• Do this:
Transcribe every entry below word for word, but skip the pictures.

━━━ Given information

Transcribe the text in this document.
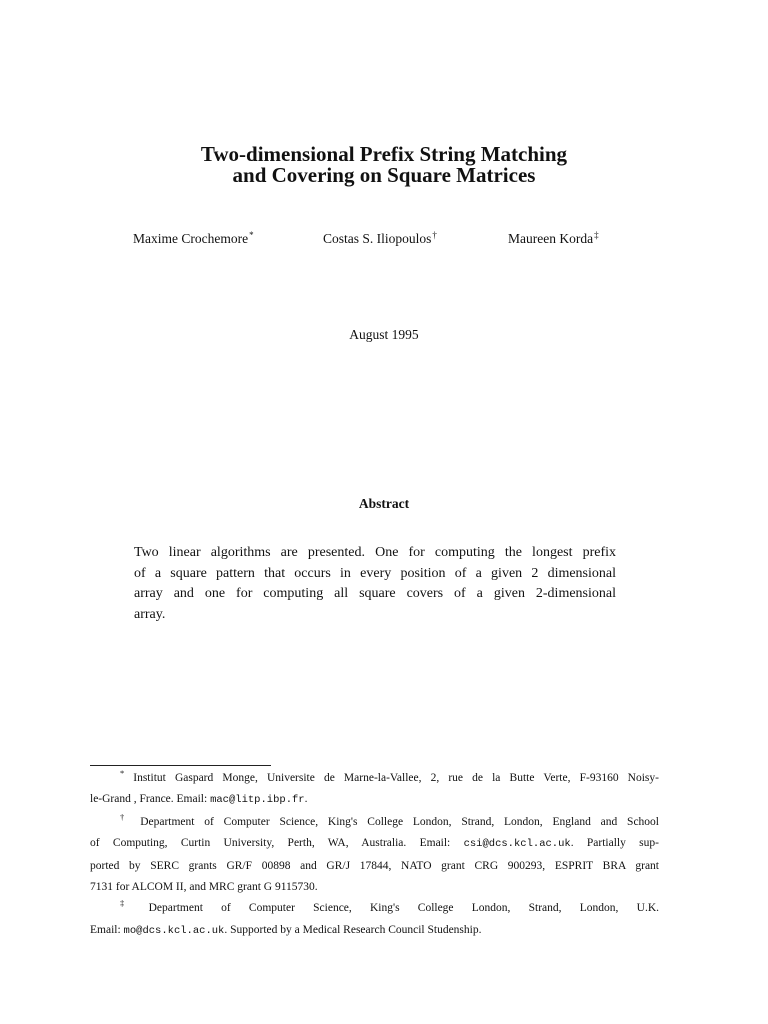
Two-dimensional Prefix String Matching
and Covering on Square Matrices
Maxime Crochemore*	Costas S. Iliopoulos†	Maureen Korda‡
August 1995
Abstract
Two linear algorithms are presented. One for computing the longest prefix
of a square pattern that occurs in every position of a given 2 dimensional
array and one for computing all square covers of a given 2-dimensional
array.
* Institut Gaspard Monge, Universite de Marne-la-Vallee, 2, rue de la Butte Verte, F-93160 Noisy-
le-Grand , France. Email: mac@litp.ibp.fr.
† Department of Computer Science, King's College London, Strand, London, England and School
of Computing, Curtin University, Perth, WA, Australia. Email: csi@dcs.kcl.ac.uk. Partially sup-
ported by SERC grants GR/F 00898 and GR/J 17844, NATO grant CRG 900293, ESPRIT BRA grant
7131 for ALCOM II, and MRC grant G 9115730.
‡ Department of Computer Science, King's College London, Strand, London, U.K.
Email: mo@dcs.kcl.ac.uk. Supported by a Medical Research Council Studenship.
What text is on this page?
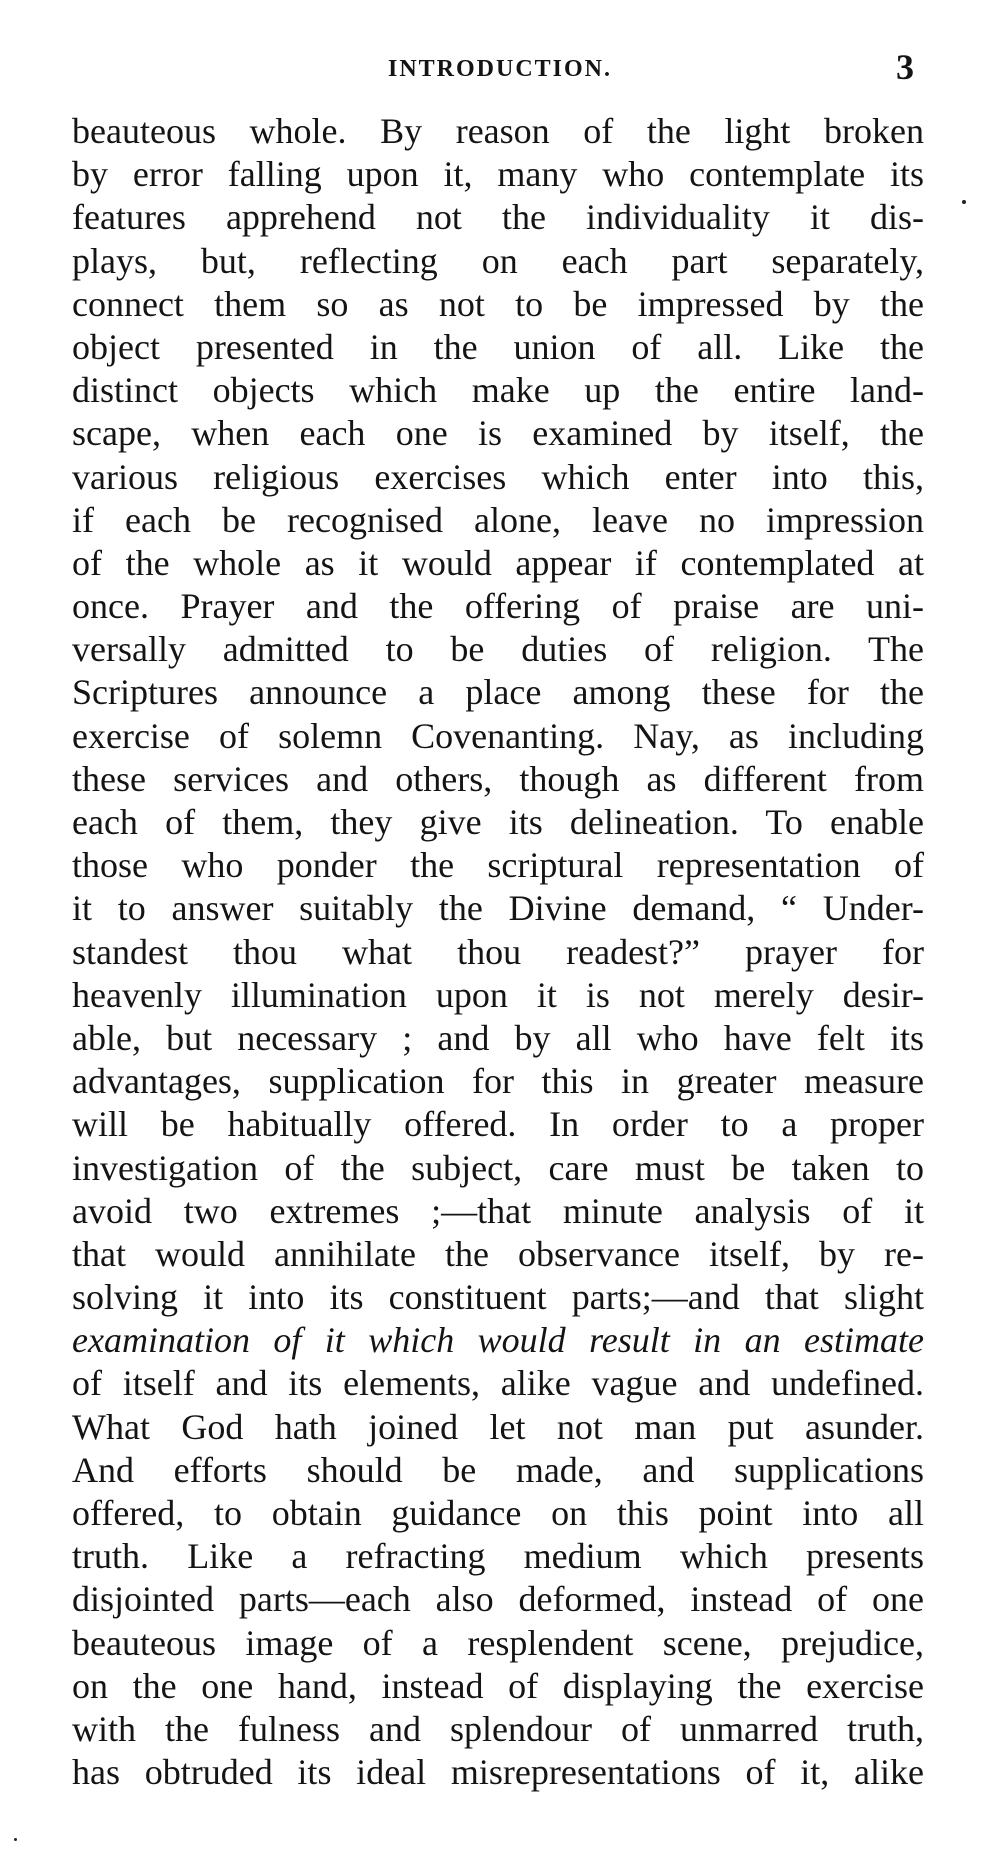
INTRODUCTION.	3
beauteous whole. By reason of the light broken
by error falling upon it, many who contemplate its
features apprehend not the individuality it dis-
plays, but, reflecting on each part separately,
connect them so as not to be impressed by the
object presented in the union of all. Like the
distinct objects which make up the entire land-
scape, when each one is examined by itself, the
various religious exercises which enter into this,
if each be recognised alone, leave no impression
of the whole as it would appear if contemplated at
once. Prayer and the offering of praise are uni-
versally admitted to be duties of religion. The
Scriptures announce a place among these for the
exercise of solemn Covenanting. Nay, as including
these services and others, though as different from
each of them, they give its delineation. To enable
those who ponder the scriptural representation of
it to answer suitably the Divine demand, “ Under-
standest thou what thou readest?” prayer for
heavenly illumination upon it is not merely desir-
able, but necessary ; and by all who have felt its
advantages, supplication for this in greater measure
will be habitually offered. In order to a proper
investigation of the subject, care must be taken to
avoid two extremes ;—that minute analysis of it
that would annihilate the observance itself, by re-
solving it into its constituent parts;—and that slight
examination of it which would result in an estimate
of itself and its elements, alike vague and undefined.
What God hath joined let not man put asunder.
And efforts should be made, and supplications
offered, to obtain guidance on this point into all
truth. Like a refracting medium which presents
disjointed parts—each also deformed, instead of one
beauteous image of a resplendent scene, prejudice,
on the one hand, instead of displaying the exercise
with the fulness and splendour of unmarred truth,
has obtruded its ideal misrepresentations of it, alike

━━━━━━

• Result for this exercise:
Transcribe the text in this document.
Two-dimensional Prefix String Matching
and Covering on Square Matrices
Maxime Crochemore*	Costas S. Iliopoulos†	Maureen Korda‡
August 1995
Abstract
Two linear algorithms are presented. One for computing the longest prefix
of a square pattern that occurs in every position of a given 2 dimensional
array and one for computing all square covers of a given 2-dimensional
array.
* Institut Gaspard Monge, Universite de Marne-la-Vallee, 2, rue de la Butte Verte, F-93160 Noisy-
le-Grand , France. Email: mac@litp.ibp.fr.
† Department of Computer Science, King's College London, Strand, London, England and School
of Computing, Curtin University, Perth, WA, Australia. Email: csi@dcs.kcl.ac.uk. Partially sup-
ported by SERC grants GR/F 00898 and GR/J 17844, NATO grant CRG 900293, ESPRIT BRA grant
7131 for ALCOM II, and MRC grant G 9115730.
‡ Department of Computer Science, King's College London, Strand, London, U.K.
Email: mo@dcs.kcl.ac.uk. Supported by a Medical Research Council Studenship.
What text is on this page?
INTRODUCTION.	3
beauteous whole. By reason of the light broken
by error falling upon it, many who contemplate its
features apprehend not the individuality it dis-
plays, but, reflecting on each part separately,
connect them so as not to be impressed by the
object presented in the union of all. Like the
distinct objects which make up the entire land-
scape, when each one is examined by itself, the
various religious exercises which enter into this,
if each be recognised alone, leave no impression
of the whole as it would appear if contemplated at
once. Prayer and the offering of praise are uni-
versally admitted to be duties of religion. The
Scriptures announce a place among these for the
exercise of solemn Covenanting. Nay, as including
these services and others, though as different from
each of them, they give its delineation. To enable
those who ponder the scriptural representation of
it to answer suitably the Divine demand, “ Under-
standest thou what thou readest?” prayer for
heavenly illumination upon it is not merely desir-
able, but necessary ; and by all who have felt its
advantages, supplication for this in greater measure
will be habitually offered. In order to a proper
investigation of the subject, care must be taken to
avoid two extremes ;—that minute analysis of it
that would annihilate the observance itself, by re-
solving it into its constituent parts;—and that slight
examination of it which would result in an estimate
of itself and its elements, alike vague and undefined.
What God hath joined let not man put asunder.
And efforts should be made, and supplications
offered, to obtain guidance on this point into all
truth. Like a refracting medium which presents
disjointed parts—each also deformed, instead of one
beauteous image of a resplendent scene, prejudice,
on the one hand, instead of displaying the exercise
with the fulness and splendour of unmarred truth,
has obtruded its ideal misrepresentations of it, alike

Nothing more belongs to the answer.